** Passage for review **
WERE NEOLITHIC LINEAGES SEEDBEDS OF EXPLOITATION?

I am writing a book on the history of political domination and one of my main points is that when a storable-stealable-surplus came about in the early Neolithic kin groups formed that had more structural solidarity than Paleolithic bands of hunter-gatherers i.e., members were more rule-bound and formal cross-generation leaders emerged e.g., the office of lineage elder that was passed on through the generations.  I claim that all human populations have a small percentage of individuals who are go-getters or aggrandizers.  They want more power, prestige and property than the average kinsman in these early kin groups, but the material base was so low that the property aspect was kept low at that stage and they competed for primarily for power and prestige.  They often received a slightly better portion of the animals sacrificed on the shrines they controlled, but as income this was minimal.  But when opportunities for greater storage of valuable property (primarily foodstuffs – trade goods would come later) came to be, they also competed for stored foodstuffs and the control of people who could produce food.  They developed more and more rules to give them control of food and people (labor) and often did so in light of the fact that the group needed such leaders to coordinate defenses against marauders – the have-nots who throughout history have plagued settlements with a stored-stealable-surplus.  Another base of leadership was the sodality e.g., cults and secret societies.  These were means by which aggrandizers could attain extra-kin power, prestige and property, the later often being oracles and shrines that purportedly gave them greater access to supernatural power.  To a certain extent, in many historical cases, aggrandizing leaders built political power structures on fabricated notions that they possessed unique access to deity.

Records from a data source
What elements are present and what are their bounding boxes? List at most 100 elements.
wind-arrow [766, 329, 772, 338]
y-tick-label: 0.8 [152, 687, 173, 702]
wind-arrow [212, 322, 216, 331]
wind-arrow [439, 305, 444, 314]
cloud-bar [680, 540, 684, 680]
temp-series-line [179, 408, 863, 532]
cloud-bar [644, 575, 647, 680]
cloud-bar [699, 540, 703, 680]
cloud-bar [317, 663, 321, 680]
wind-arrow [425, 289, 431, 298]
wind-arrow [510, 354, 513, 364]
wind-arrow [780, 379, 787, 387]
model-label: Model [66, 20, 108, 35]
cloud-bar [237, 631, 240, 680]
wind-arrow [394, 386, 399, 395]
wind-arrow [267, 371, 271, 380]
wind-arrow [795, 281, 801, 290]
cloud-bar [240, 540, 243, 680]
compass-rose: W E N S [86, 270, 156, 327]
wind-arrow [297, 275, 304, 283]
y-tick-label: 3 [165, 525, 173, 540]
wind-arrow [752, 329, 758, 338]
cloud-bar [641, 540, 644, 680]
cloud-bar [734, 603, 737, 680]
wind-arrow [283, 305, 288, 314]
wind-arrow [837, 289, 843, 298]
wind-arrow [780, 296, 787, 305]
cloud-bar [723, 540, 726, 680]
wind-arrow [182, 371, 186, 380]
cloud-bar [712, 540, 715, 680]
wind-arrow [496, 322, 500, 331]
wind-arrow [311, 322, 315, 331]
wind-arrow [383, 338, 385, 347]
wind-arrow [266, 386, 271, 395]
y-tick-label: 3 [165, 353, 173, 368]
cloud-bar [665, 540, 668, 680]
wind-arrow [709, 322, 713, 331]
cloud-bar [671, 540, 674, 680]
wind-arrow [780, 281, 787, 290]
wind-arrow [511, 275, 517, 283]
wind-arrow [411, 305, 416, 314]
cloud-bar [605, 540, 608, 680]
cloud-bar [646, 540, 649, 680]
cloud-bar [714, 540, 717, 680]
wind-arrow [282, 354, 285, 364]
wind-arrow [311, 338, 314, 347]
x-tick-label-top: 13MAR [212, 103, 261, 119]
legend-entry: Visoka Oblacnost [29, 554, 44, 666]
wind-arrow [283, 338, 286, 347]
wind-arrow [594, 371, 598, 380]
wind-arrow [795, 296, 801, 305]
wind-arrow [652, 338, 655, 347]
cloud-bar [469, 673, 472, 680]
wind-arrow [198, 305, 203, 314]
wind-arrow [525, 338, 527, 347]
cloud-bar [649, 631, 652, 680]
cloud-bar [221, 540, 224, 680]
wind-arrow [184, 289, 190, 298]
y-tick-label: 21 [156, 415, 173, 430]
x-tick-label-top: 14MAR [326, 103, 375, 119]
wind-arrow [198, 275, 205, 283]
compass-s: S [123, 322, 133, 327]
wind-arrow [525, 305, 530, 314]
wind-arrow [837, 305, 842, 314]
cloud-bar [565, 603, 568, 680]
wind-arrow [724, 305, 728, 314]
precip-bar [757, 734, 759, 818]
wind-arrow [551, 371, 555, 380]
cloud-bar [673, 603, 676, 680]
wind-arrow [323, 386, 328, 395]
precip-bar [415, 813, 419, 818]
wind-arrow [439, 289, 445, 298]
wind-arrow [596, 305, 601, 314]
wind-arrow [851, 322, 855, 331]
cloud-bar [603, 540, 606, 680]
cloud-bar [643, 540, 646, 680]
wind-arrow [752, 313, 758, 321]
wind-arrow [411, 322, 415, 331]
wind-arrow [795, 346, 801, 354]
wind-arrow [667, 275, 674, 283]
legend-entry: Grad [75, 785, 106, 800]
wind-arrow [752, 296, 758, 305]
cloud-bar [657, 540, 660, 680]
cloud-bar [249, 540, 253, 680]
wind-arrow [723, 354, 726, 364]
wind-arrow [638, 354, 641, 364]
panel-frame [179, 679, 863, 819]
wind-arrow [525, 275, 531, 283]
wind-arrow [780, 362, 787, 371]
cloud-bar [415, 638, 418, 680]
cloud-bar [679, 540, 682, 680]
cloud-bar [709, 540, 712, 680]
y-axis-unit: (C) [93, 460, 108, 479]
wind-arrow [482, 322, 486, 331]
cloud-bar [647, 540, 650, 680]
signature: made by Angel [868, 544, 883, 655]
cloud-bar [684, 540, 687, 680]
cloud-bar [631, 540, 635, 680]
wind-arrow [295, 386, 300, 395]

** What to work on **
1) According to the passage on Neolithic lineages, what did aggrandizers often receive from the shrines they controlled?
2) Summarize the passage on Neolithic lineages in two sentences.
3) Extend the passage on Neolithic lineages, picking up after its final sentence.

** Answers given **
1) They often received a slightly better portion of the animals sacrificed on those shrines.

2) When a storable, stealable surplus arose in the early Neolithic, kin groups formed with more structural solidarity than Paleolithic hunter-gatherer bands, including formal cross-generation leadership such as the office of lineage elder. Aggrandizers in these groups first competed mainly for power and prestige, but as storage grew they devised rules to control food and labor, often backed by the group's need for defense against marauders, and they also used sodalities such as cults and secret societies, sometimes claiming unique access to deity.

3)
 

Among the Sisala, the people in Northern Ghana about whom I have written, the lineage elder controls the central granary (or did – modernity is changing this today).  No doubt, such control of access to the food supply had survival value for the group, but it also gave the lineage elder a power base, one which could be expanded upon later when production increased.  This did not evolve naturally there.  Native production methods barely produce enough upon which to survive.  Thus, hereditary chiefs did not develop.  Those that exist were imposed by the British Colonial Authorities.  I contend that in the Neolithic chiefships developed out of such powerful men who controlled shrines, medicines, oracles and other means that connected them to the supernatural.  Yet the only big money-making shrines in Sisalaland today are the newly-acquired medicine shrines, many of them coming from Southern Ghana.  Also, the central granary shrine has lost much of its power as more modern forms of farming have come along giving both young men and women access to food that formerly was controlled by the elder and his supernatural control of the central granary.  As the historical-material conditions changed (the coming of the white man’s chiefs (1906) and modern farming techniques – beginning in the 1970s) the power of such ancestor shrines seems to have fallen; while the rise of medicine shrines has risen (given the poor health facilities in Northern Ghana). 

 

In the Neolithic the historical-material conditions also changed but in the direction of giving lineage elders and their shrines even more access to power, prestige and property and chiefships emerged over and above kin structures and sodalities.  Of course, with time, chiefships developed into kingships and eventually empires and states as office-holders (chiefs, kings and emperors) used their agency to build even greater structural edifices of power and political domination.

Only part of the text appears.